Count the lines in the records below that contain the word "НДФЛ", and reply with only that number.

** Start of MATERIAL SHOWN **

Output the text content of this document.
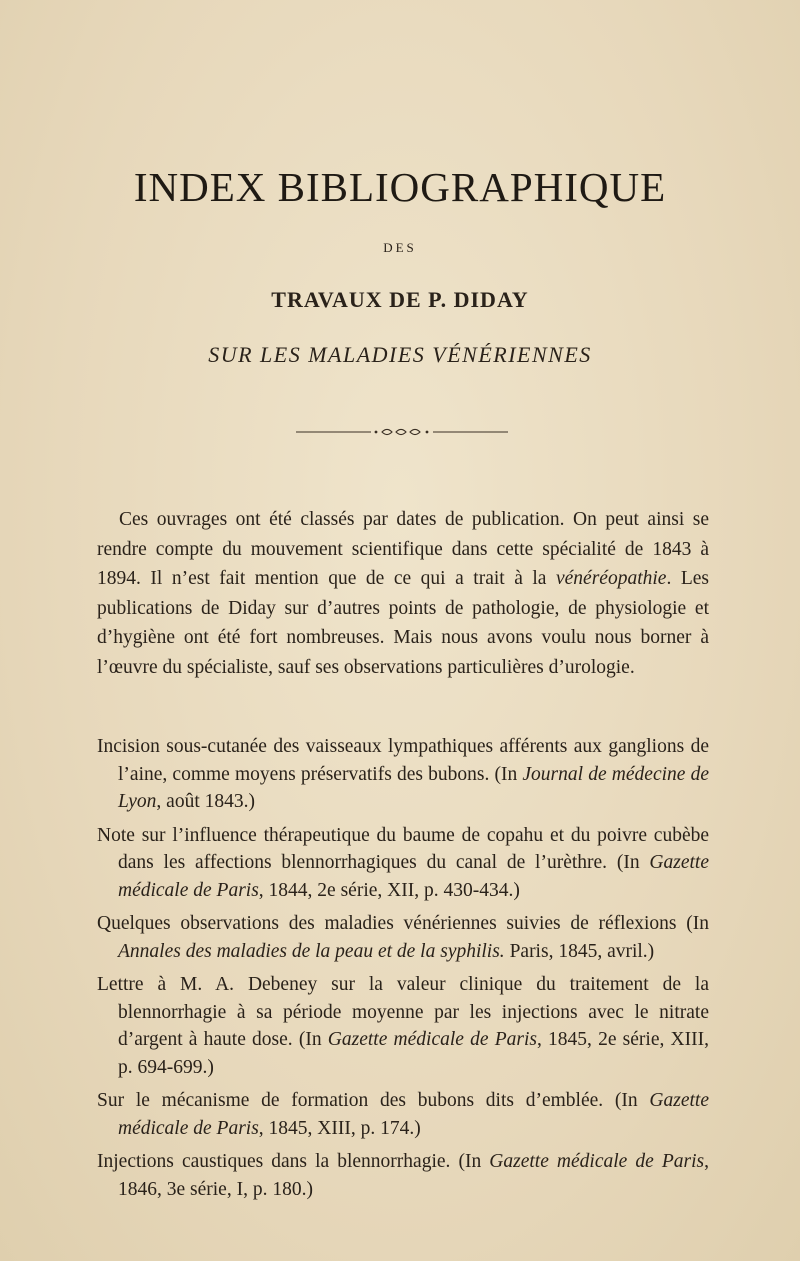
INDEX BIBLIOGRAPHIQUE
DES
TRAVAUX DE P. DIDAY
SUR LES MALADIES VÉNÉRIENNES

Ces ouvrages ont été classés par dates de publication. On peut ainsi se rendre compte du mouvement scientifique dans cette spécialité de 1843 à 1894. Il n’est fait mention que de ce qui a trait à la vénéréopathie. Les publications de Diday sur d’autres points de pathologie, de physiologie et d’hygiène ont été fort nombreuses. Mais nous avons voulu nous borner à l’œuvre du spécialiste, sauf ses observations particulières d’urologie.

Incision sous-cutanée des vaisseaux lympathiques afférents aux ganglions de l’aine, comme moyens préservatifs des bubons. (In Journal de médecine de Lyon, août 1843.)

Note sur l’influence thérapeutique du baume de copahu et du poivre cubèbe dans les affections blennorrhagiques du canal de l’urèthre. (In Gazette médicale de Paris, 1844, 2e série, XII, p. 430-434.)

Quelques observations des maladies vénériennes suivies de réflexions (In Annales des maladies de la peau et de la syphilis. Paris, 1845, avril.)

Lettre à M. A. Debeney sur la valeur clinique du traitement de la blennorrhagie à sa période moyenne par les injections avec le nitrate d’argent à haute dose. (In Gazette médicale de Paris, 1845, 2e série, XIII, p. 694-699.)

Sur le mécanisme de formation des bubons dits d’emblée. (In Gazette médicale de Paris, 1845, XIII, p. 174.)

Injections caustiques dans la blennorrhagie. (In Gazette médicale de Paris, 1846, 3e série, I, p. 180.)
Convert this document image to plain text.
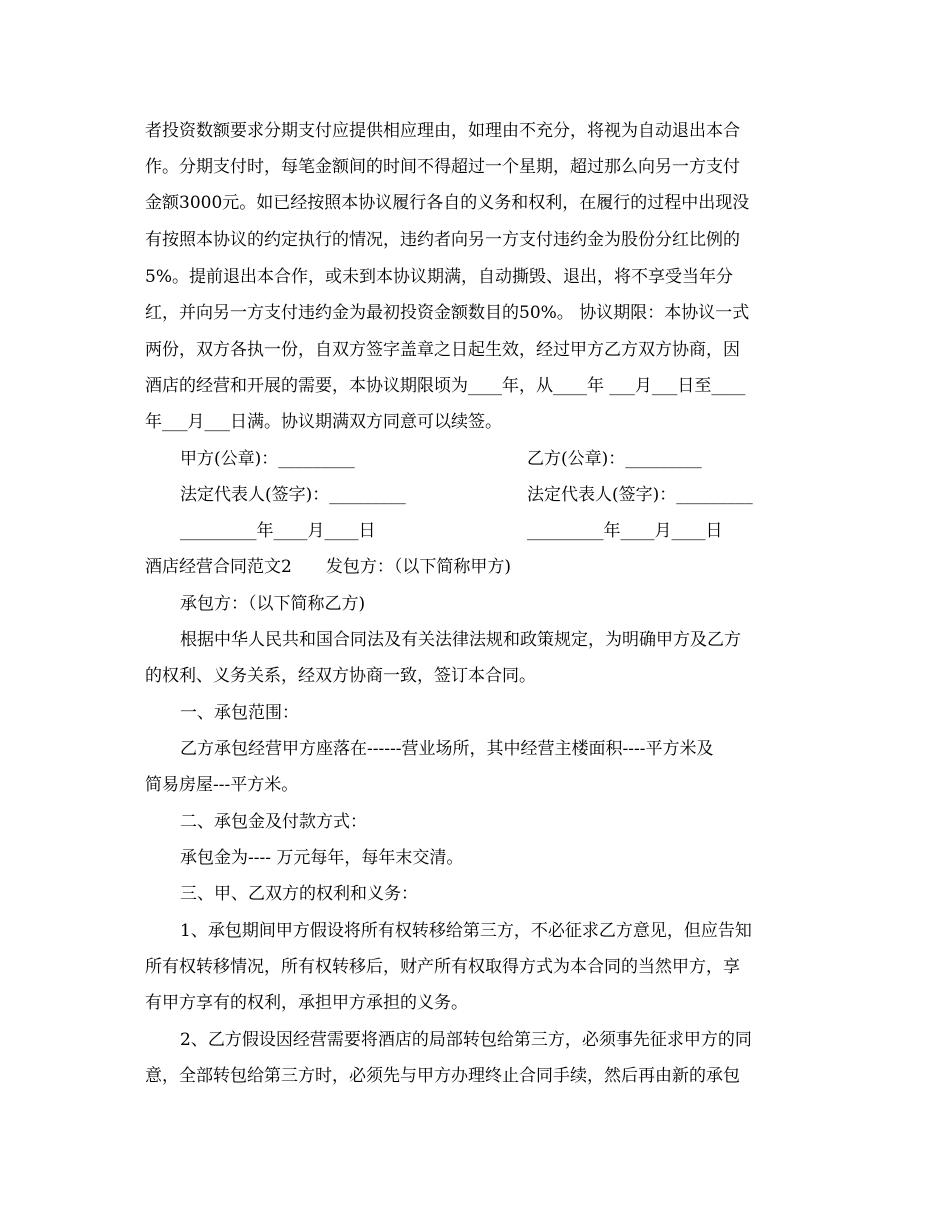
者投资数额要求分期支付应提供相应理由，如理由不充分，将视为自动退出本合
作。分期支付时，每笔金额间的时间不得超过一个星期，超过那么向另一方支付
金额3000元。如已经按照本协议履行各自的义务和权利，在履行的过程中出现没
有按照本协议的约定执行的情况，违约者向另一方支付违约金为股份分红比例的
5%。提前退出本合作，或未到本协议期满，自动撕毁、退出，将不享受当年分
红，并向另一方支付违约金为最初投资金额数目的50%。 协议期限：本协议一式
两份，双方各执一份，自双方签字盖章之日起生效，经过甲方乙方双方协商，因
酒店的经营和开展的需要，本协议期限顷为____年，从____年 ___月___日至____
年___月___日满。协议期满双方同意可以续签。
甲方(公章)：_________	乙方(公章)：_________
法定代表人(签字)：_________	法定代表人(签字)：_________
_________年____月____日	_________年____月____日
酒店经营合同范文2　　发包方：（以下简称甲方)
承包方：（以下简称乙方)
根据中华人民共和国合同法及有关法律法规和政策规定，为明确甲方及乙方
的权利、义务关系，经双方协商一致，签订本合同。
一、承包范围：
乙方承包经营甲方座落在------营业场所，其中经营主楼面积----平方米及
简易房屋---平方米。
二、承包金及付款方式：
承包金为---- 万元每年，每年末交清。
三、甲、乙双方的权利和义务：
1、承包期间甲方假设将所有权转移给第三方，不必征求乙方意见，但应告知
所有权转移情况，所有权转移后，财产所有权取得方式为本合同的当然甲方，享
有甲方享有的权利，承担甲方承担的义务。
2、乙方假设因经营需要将酒店的局部转包给第三方，必须事先征求甲方的同
意，全部转包给第三方时，必须先与甲方办理终止合同手续，然后再由新的承包
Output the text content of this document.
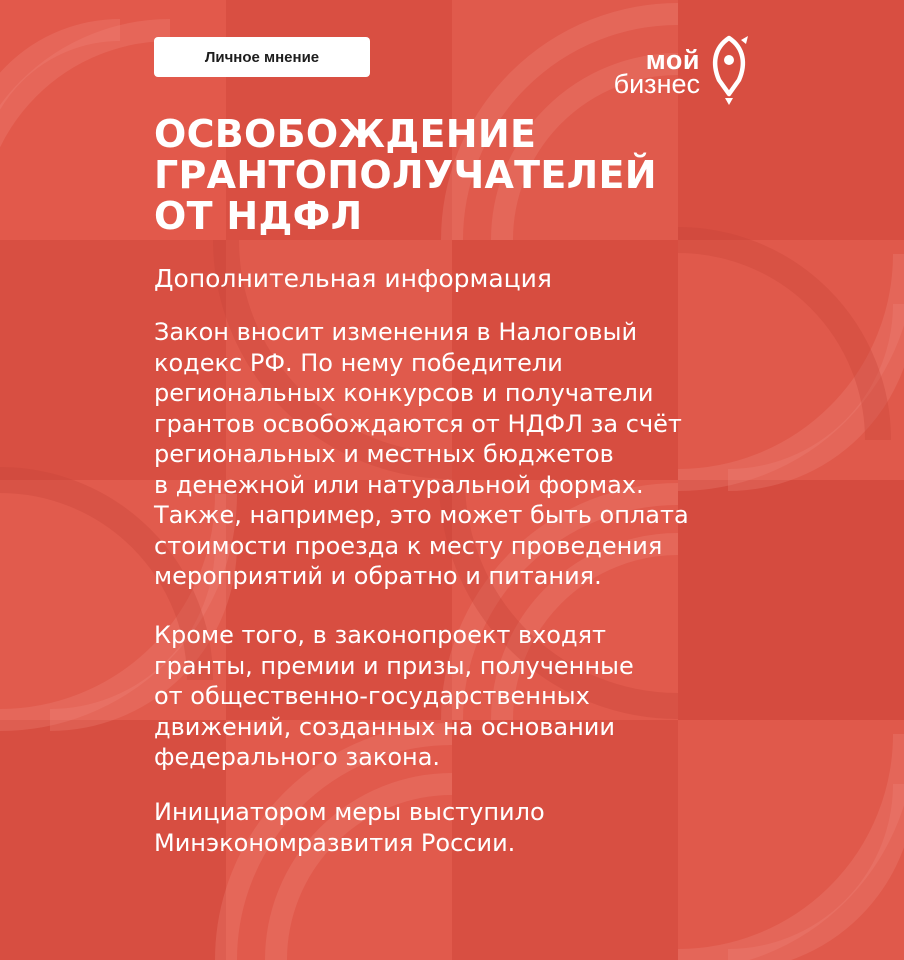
Личное мнение	мой
бизнес
ОСВОБОЖДЕНИЕ
ГРАНТОПОЛУЧАТЕЛЕЙ
ОТ НДФЛ
Дополнительная информация
Закон вносит изменения в Налоговый
кодекс РФ. По нему победители
региональных конкурсов и получатели
грантов освобождаются от НДФЛ за счёт
региональных и местных бюджетов
в денежной или натуральной формах.
Также, например, это может быть оплата
стоимости проезда к месту проведения
мероприятий и обратно и питания.
Кроме того, в законопроект входят
гранты, премии и призы, полученные
от общественно-государственных
движений, созданных на основании
федерального закона.
Инициатором меры выступило
Минэкономразвития России.
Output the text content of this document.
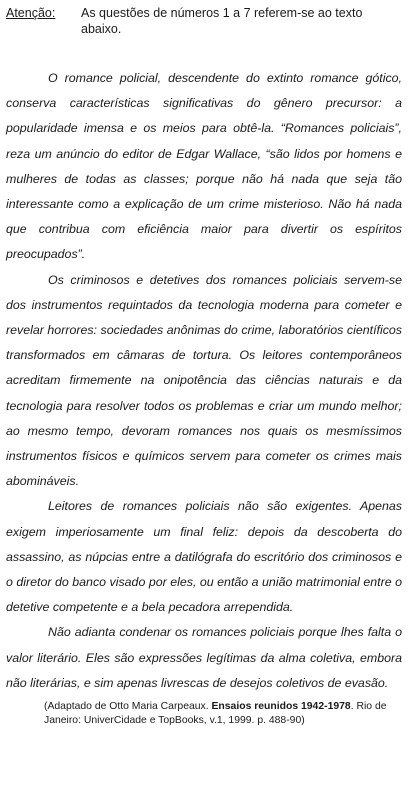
Atenção:	As questões de números 1 a 7 referem-se ao texto abaixo.

O romance policial, descendente do extinto romance gótico, conserva características significativas do gênero precursor: a popularidade imensa e os meios para obtê-la. “Romances policiais”, reza um anúncio do editor de Edgar Wallace, “são lidos por homens e mulheres de todas as classes; porque não há nada que seja tão interessante como a explicação de um crime misterioso. Não há nada que contribua com eficiência maior para divertir os espíritos preocupados”.

Os criminosos e detetives dos romances policiais servem-se dos instrumentos requintados da tecnologia moderna para cometer e revelar horrores: sociedades anônimas do crime, laboratórios científicos transformados em câmaras de tortura. Os leitores contemporâneos acreditam firmemente na onipotência das ciências naturais e da tecnologia para resolver todos os problemas e criar um mundo melhor; ao mesmo tempo, devoram romances nos quais os mesmíssimos instrumentos físicos e químicos servem para cometer os crimes mais abomináveis.

Leitores de romances policiais não são exigentes. Apenas exigem imperiosamente um final feliz: depois da descoberta do assassino, as núpcias entre a datilógrafa do escritório dos criminosos e o diretor do banco visado por eles, ou então a união matrimonial entre o detetive competente e a bela pecadora arrependida.

Não adianta condenar os romances policiais porque lhes falta o valor literário. Eles são expressões legítimas da alma coletiva, embora não literárias, e sim apenas livrescas de desejos coletivos de evasão.

(Adaptado de Otto Maria Carpeaux. Ensaios reunidos 1942-1978. Rio de Janeiro: UniverCidade e TopBooks, v.1, 1999. p. 488-90)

** End of MATERIAL SHOWN **

### OUTPUT FOR THIS TASK
2